[Collected data entries]
::::
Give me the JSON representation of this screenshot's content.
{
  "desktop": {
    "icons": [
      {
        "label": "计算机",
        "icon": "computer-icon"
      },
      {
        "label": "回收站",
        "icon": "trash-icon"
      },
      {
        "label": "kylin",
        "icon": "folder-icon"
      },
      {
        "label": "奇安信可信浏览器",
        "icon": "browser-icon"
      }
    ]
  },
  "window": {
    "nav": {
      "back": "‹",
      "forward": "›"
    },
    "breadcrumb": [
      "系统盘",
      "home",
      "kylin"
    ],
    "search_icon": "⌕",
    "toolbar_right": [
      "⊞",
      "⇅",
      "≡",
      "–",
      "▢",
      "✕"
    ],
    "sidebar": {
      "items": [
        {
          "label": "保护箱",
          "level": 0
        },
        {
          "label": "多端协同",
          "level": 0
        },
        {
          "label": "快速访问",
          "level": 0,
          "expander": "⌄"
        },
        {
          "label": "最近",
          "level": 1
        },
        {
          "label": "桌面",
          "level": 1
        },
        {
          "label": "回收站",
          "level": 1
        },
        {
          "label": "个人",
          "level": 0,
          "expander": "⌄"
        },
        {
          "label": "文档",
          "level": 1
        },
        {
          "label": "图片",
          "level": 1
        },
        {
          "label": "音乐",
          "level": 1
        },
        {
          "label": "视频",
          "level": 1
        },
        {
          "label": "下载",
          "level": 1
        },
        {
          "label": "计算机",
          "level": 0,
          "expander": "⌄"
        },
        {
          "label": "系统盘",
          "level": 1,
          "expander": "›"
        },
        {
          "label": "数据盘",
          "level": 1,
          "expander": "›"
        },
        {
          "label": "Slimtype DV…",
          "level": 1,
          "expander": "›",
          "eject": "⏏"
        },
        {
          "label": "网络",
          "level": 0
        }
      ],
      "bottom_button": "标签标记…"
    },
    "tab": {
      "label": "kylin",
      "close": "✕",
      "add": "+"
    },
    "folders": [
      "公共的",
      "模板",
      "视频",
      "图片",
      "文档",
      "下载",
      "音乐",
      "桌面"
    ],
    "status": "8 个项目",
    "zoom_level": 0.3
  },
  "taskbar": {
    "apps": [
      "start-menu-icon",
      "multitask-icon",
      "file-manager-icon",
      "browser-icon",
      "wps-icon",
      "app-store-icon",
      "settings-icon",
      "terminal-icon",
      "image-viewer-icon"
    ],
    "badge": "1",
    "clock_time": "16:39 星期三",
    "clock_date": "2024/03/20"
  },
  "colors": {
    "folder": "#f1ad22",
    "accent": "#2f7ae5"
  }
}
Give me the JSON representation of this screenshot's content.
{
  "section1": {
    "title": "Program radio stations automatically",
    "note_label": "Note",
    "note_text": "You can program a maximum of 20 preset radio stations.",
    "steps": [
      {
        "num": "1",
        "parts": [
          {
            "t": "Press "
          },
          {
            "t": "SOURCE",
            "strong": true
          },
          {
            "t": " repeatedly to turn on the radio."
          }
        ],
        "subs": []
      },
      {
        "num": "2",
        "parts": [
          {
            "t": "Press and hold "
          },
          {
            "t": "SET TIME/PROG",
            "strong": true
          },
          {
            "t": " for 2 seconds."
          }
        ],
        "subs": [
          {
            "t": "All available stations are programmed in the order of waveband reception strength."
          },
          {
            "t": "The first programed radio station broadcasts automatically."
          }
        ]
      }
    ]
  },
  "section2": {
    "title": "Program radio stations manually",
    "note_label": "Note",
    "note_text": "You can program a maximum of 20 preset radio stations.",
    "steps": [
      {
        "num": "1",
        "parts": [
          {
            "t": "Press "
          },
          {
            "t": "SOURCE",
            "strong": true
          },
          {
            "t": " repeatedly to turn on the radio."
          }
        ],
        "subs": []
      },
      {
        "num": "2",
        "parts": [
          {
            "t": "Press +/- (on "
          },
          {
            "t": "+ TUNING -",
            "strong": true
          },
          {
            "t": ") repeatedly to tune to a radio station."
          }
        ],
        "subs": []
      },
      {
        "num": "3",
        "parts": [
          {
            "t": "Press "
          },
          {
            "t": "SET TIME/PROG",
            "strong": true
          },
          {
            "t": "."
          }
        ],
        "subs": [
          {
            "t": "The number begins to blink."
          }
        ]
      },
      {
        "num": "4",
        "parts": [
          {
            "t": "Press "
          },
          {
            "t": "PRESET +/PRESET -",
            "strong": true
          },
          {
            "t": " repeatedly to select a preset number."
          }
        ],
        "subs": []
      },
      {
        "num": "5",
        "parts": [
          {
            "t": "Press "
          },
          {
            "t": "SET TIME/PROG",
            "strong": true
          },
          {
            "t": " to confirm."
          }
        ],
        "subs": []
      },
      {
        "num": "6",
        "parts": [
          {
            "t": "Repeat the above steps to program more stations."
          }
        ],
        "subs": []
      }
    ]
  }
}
::::
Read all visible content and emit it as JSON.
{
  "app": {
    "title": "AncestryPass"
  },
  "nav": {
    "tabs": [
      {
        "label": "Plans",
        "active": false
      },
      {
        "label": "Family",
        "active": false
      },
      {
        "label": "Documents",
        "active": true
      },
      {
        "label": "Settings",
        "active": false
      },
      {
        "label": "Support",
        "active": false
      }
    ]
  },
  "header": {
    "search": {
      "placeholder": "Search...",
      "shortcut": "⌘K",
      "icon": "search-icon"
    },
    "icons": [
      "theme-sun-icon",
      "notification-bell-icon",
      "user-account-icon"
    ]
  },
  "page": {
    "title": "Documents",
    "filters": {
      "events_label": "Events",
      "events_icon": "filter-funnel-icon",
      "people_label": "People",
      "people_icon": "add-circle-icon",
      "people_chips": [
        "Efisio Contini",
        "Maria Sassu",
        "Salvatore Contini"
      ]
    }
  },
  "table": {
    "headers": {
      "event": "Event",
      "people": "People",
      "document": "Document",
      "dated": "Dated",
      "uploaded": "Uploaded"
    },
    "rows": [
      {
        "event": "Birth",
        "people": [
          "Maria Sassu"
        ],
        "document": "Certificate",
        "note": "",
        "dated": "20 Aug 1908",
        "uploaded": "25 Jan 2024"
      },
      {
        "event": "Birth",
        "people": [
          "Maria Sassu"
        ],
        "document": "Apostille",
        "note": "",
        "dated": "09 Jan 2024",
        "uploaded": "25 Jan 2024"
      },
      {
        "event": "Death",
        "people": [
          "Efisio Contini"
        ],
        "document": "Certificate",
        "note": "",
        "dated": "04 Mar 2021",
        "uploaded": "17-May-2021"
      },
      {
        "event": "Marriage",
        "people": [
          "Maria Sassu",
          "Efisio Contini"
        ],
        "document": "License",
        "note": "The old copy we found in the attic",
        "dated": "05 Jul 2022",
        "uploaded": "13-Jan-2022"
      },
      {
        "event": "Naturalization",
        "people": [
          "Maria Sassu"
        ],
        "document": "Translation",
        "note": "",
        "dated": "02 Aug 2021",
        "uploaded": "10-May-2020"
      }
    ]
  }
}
::::
The request:
Look above for every line with the word "radio" and copy it.

Answer to this task:
    "title": "Program radio stations automatically",
    "note_text": "You can program a maximum of 20 preset radio stations.",
            "t": " repeatedly to turn on the radio."
            "t": "The first programed radio station broadcasts automatically."
    "title": "Program radio stations manually",
    "note_text": "You can program a maximum of 20 preset radio stations.",
            "t": " repeatedly to turn on the radio."
            "t": ") repeatedly to tune to a radio station."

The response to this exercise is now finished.